* WHAT NEEDS TO BE DONE: Reproduce all entries word for word.

--- start of EXERCISE DATA ---

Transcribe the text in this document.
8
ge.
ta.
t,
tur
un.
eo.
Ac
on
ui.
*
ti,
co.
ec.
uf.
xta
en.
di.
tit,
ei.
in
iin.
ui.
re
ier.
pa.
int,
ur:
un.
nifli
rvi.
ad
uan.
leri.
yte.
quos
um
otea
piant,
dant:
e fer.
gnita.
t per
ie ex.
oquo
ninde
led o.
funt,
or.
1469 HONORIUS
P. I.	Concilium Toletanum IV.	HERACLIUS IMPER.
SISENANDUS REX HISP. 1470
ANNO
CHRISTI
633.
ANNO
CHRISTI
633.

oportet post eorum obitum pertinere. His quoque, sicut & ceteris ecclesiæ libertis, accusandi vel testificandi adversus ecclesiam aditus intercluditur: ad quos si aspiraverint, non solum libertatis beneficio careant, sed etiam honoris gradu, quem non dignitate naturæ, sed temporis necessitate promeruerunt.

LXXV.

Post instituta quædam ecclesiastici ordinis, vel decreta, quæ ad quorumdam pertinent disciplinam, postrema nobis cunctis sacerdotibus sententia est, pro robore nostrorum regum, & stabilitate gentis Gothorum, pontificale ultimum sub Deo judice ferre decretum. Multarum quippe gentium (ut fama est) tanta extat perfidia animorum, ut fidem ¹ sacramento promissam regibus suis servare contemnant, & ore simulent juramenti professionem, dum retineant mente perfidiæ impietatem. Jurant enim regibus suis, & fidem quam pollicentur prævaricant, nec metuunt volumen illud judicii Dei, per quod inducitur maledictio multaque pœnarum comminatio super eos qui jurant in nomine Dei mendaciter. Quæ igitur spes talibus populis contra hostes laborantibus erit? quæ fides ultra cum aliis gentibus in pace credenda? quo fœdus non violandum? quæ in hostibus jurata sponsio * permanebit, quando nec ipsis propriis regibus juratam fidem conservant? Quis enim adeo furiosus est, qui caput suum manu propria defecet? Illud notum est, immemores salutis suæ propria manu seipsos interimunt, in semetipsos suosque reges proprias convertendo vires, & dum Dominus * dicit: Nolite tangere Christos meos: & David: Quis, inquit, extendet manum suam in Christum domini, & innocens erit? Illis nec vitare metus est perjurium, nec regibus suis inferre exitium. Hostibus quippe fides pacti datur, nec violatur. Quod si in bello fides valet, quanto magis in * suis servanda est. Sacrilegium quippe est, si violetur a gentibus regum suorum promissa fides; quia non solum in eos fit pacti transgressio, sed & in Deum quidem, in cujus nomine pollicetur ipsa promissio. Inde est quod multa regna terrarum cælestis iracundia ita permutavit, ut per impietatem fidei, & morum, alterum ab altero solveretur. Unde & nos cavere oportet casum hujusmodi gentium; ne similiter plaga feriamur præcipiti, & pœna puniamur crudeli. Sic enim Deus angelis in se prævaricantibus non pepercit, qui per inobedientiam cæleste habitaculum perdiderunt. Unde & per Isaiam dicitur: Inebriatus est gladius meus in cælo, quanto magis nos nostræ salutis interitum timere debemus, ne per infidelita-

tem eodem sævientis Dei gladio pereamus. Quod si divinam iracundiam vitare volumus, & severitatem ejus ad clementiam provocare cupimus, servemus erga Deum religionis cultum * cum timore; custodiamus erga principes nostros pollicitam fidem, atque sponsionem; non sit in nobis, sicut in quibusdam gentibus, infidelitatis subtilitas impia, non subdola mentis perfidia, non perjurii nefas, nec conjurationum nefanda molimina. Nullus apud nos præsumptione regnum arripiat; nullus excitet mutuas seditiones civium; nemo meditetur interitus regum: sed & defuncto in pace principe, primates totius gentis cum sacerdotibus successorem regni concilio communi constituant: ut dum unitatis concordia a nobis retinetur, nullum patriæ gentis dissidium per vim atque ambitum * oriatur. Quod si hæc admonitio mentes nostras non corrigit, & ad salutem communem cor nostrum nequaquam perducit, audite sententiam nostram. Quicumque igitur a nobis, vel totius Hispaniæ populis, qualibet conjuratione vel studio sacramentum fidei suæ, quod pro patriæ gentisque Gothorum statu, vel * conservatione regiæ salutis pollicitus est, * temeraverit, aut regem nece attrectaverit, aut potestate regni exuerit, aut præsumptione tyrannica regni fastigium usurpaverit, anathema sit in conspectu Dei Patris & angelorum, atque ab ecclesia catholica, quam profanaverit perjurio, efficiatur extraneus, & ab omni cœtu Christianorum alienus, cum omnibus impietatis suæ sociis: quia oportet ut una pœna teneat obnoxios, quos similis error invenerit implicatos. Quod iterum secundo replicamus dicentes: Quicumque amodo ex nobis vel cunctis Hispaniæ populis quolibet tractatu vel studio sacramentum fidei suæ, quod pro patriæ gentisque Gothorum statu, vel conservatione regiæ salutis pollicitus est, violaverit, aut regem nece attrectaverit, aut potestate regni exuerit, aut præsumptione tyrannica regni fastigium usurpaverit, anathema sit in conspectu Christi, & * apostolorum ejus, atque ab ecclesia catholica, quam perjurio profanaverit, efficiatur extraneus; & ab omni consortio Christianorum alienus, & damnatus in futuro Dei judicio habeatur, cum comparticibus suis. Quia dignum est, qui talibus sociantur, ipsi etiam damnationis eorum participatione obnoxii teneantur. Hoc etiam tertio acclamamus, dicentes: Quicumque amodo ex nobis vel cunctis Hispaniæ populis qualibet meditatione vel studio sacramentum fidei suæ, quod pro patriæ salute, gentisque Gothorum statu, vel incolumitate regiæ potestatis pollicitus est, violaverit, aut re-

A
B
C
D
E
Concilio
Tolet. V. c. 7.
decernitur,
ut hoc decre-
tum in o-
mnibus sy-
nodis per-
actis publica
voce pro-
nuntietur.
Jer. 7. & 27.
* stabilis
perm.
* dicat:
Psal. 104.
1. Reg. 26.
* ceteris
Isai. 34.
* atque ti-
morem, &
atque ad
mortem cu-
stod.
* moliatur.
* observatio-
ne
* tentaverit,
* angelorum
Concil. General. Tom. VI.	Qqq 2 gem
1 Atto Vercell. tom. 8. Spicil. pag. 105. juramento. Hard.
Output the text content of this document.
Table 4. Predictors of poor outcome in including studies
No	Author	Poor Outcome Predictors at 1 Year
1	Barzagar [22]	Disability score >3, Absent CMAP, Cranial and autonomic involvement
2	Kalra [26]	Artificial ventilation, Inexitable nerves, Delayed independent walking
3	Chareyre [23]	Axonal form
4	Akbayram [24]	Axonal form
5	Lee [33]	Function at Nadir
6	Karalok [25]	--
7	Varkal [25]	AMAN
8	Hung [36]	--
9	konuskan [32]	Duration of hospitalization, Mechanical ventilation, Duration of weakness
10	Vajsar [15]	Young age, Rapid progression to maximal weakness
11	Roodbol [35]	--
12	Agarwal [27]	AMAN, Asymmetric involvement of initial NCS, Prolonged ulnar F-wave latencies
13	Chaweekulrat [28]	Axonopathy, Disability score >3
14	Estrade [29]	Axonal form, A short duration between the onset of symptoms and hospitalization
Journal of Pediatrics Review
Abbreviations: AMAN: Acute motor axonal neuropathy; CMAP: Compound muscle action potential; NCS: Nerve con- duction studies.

--- end of EXERCISE DATA ---

* TASK RESULT:
Transcribe the text in this document.
8
ge.
ta.
t,
tur
un.
eo.
Ac
on
ui.
*
ti,
co.
ec.
uf.
xta
en.
di.
tit,
ei.
in
iin.
ui.
re
ier.
pa.
int,
ur:
un.
nifli
rvi.
ad
uan.
leri.
yte.
quos
um
otea
piant,
dant:
e fer.
gnita.
t per
ie ex.
oquo
ninde
led o.
funt,
or.
1469 HONORIUS
P. I.	Concilium Toletanum IV.	HERACLIUS IMPER.
SISENANDUS REX HISP. 1470
ANNO
CHRISTI
633.
ANNO
CHRISTI
633.

oportet post eorum obitum pertinere. His quoque, sicut & ceteris ecclesiæ libertis, accusandi vel testificandi adversus ecclesiam aditus intercluditur: ad quos si aspiraverint, non solum libertatis beneficio careant, sed etiam honoris gradu, quem non dignitate naturæ, sed temporis necessitate promeruerunt.

LXXV.

Post instituta quædam ecclesiastici ordinis, vel decreta, quæ ad quorumdam pertinent disciplinam, postrema nobis cunctis sacerdotibus sententia est, pro robore nostrorum regum, & stabilitate gentis Gothorum, pontificale ultimum sub Deo judice ferre decretum. Multarum quippe gentium (ut fama est) tanta extat perfidia animorum, ut fidem ¹ sacramento promissam regibus suis servare contemnant, & ore simulent juramenti professionem, dum retineant mente perfidiæ impietatem. Jurant enim regibus suis, & fidem quam pollicentur prævaricant, nec metuunt volumen illud judicii Dei, per quod inducitur maledictio multaque pœnarum comminatio super eos qui jurant in nomine Dei mendaciter. Quæ igitur spes talibus populis contra hostes laborantibus erit? quæ fides ultra cum aliis gentibus in pace credenda? quo fœdus non violandum? quæ in hostibus jurata sponsio * permanebit, quando nec ipsis propriis regibus juratam fidem conservant? Quis enim adeo furiosus est, qui caput suum manu propria defecet? Illud notum est, immemores salutis suæ propria manu seipsos interimunt, in semetipsos suosque reges proprias convertendo vires, & dum Dominus * dicit: Nolite tangere Christos meos: & David: Quis, inquit, extendet manum suam in Christum domini, & innocens erit? Illis nec vitare metus est perjurium, nec regibus suis inferre exitium. Hostibus quippe fides pacti datur, nec violatur. Quod si in bello fides valet, quanto magis in * suis servanda est. Sacrilegium quippe est, si violetur a gentibus regum suorum promissa fides; quia non solum in eos fit pacti transgressio, sed & in Deum quidem, in cujus nomine pollicetur ipsa promissio. Inde est quod multa regna terrarum cælestis iracundia ita permutavit, ut per impietatem fidei, & morum, alterum ab altero solveretur. Unde & nos cavere oportet casum hujusmodi gentium; ne similiter plaga feriamur præcipiti, & pœna puniamur crudeli. Sic enim Deus angelis in se prævaricantibus non pepercit, qui per inobedientiam cæleste habitaculum perdiderunt. Unde & per Isaiam dicitur: Inebriatus est gladius meus in cælo, quanto magis nos nostræ salutis interitum timere debemus, ne per infidelita-

tem eodem sævientis Dei gladio pereamus. Quod si divinam iracundiam vitare volumus, & severitatem ejus ad clementiam provocare cupimus, servemus erga Deum religionis cultum * cum timore; custodiamus erga principes nostros pollicitam fidem, atque sponsionem; non sit in nobis, sicut in quibusdam gentibus, infidelitatis subtilitas impia, non subdola mentis perfidia, non perjurii nefas, nec conjurationum nefanda molimina. Nullus apud nos præsumptione regnum arripiat; nullus excitet mutuas seditiones civium; nemo meditetur interitus regum: sed & defuncto in pace principe, primates totius gentis cum sacerdotibus successorem regni concilio communi constituant: ut dum unitatis concordia a nobis retinetur, nullum patriæ gentis dissidium per vim atque ambitum * oriatur. Quod si hæc admonitio mentes nostras non corrigit, & ad salutem communem cor nostrum nequaquam perducit, audite sententiam nostram. Quicumque igitur a nobis, vel totius Hispaniæ populis, qualibet conjuratione vel studio sacramentum fidei suæ, quod pro patriæ gentisque Gothorum statu, vel * conservatione regiæ salutis pollicitus est, * temeraverit, aut regem nece attrectaverit, aut potestate regni exuerit, aut præsumptione tyrannica regni fastigium usurpaverit, anathema sit in conspectu Dei Patris & angelorum, atque ab ecclesia catholica, quam profanaverit perjurio, efficiatur extraneus, & ab omni cœtu Christianorum alienus, cum omnibus impietatis suæ sociis: quia oportet ut una pœna teneat obnoxios, quos similis error invenerit implicatos. Quod iterum secundo replicamus dicentes: Quicumque amodo ex nobis vel cunctis Hispaniæ populis quolibet tractatu vel studio sacramentum fidei suæ, quod pro patriæ gentisque Gothorum statu, vel conservatione regiæ salutis pollicitus est, violaverit, aut regem nece attrectaverit, aut potestate regni exuerit, aut præsumptione tyrannica regni fastigium usurpaverit, anathema sit in conspectu Christi, & * apostolorum ejus, atque ab ecclesia catholica, quam perjurio profanaverit, efficiatur extraneus; & ab omni consortio Christianorum alienus, & damnatus in futuro Dei judicio habeatur, cum comparticibus suis. Quia dignum est, qui talibus sociantur, ipsi etiam damnationis eorum participatione obnoxii teneantur. Hoc etiam tertio acclamamus, dicentes: Quicumque amodo ex nobis vel cunctis Hispaniæ populis qualibet meditatione vel studio sacramentum fidei suæ, quod pro patriæ salute, gentisque Gothorum statu, vel incolumitate regiæ potestatis pollicitus est, violaverit, aut re-

A
B
C
D
E
Concilio
Tolet. V. c. 7.
decernitur,
ut hoc decre-
tum in o-
mnibus sy-
nodis per-
actis publica
voce pro-
nuntietur.
Jer. 7. & 27.
* stabilis
perm.
* dicat:
Psal. 104.
1. Reg. 26.
* ceteris
Isai. 34.
* atque ti-
morem, &
atque ad
mortem cu-
stod.
* moliatur.
* observatio-
ne
* tentaverit,
* angelorum
Concil. General. Tom. VI.	Qqq 2 gem
1 Atto Vercell. tom. 8. Spicil. pag. 105. juramento. Hard.
Output the text content of this document.
Table 4. Predictors of poor outcome in including studies
No	Author	Poor Outcome Predictors at 1 Year
1	Barzagar [22]	Disability score >3, Absent CMAP, Cranial and autonomic involvement
2	Kalra [26]	Artificial ventilation, Inexitable nerves, Delayed independent walking
3	Chareyre [23]	Axonal form
4	Akbayram [24]	Axonal form
5	Lee [33]	Function at Nadir
6	Karalok [25]	--
7	Varkal [25]	AMAN
8	Hung [36]	--
9	konuskan [32]	Duration of hospitalization, Mechanical ventilation, Duration of weakness
10	Vajsar [15]	Young age, Rapid progression to maximal weakness
11	Roodbol [35]	--
12	Agarwal [27]	AMAN, Asymmetric involvement of initial NCS, Prolonged ulnar F-wave latencies
13	Chaweekulrat [28]	Axonopathy, Disability score >3
14	Estrade [29]	Axonal form, A short duration between the onset of symptoms and hospitalization
Journal of Pediatrics Review
Abbreviations: AMAN: Acute motor axonal neuropathy; CMAP: Compound muscle action potential; NCS: Nerve con- duction studies.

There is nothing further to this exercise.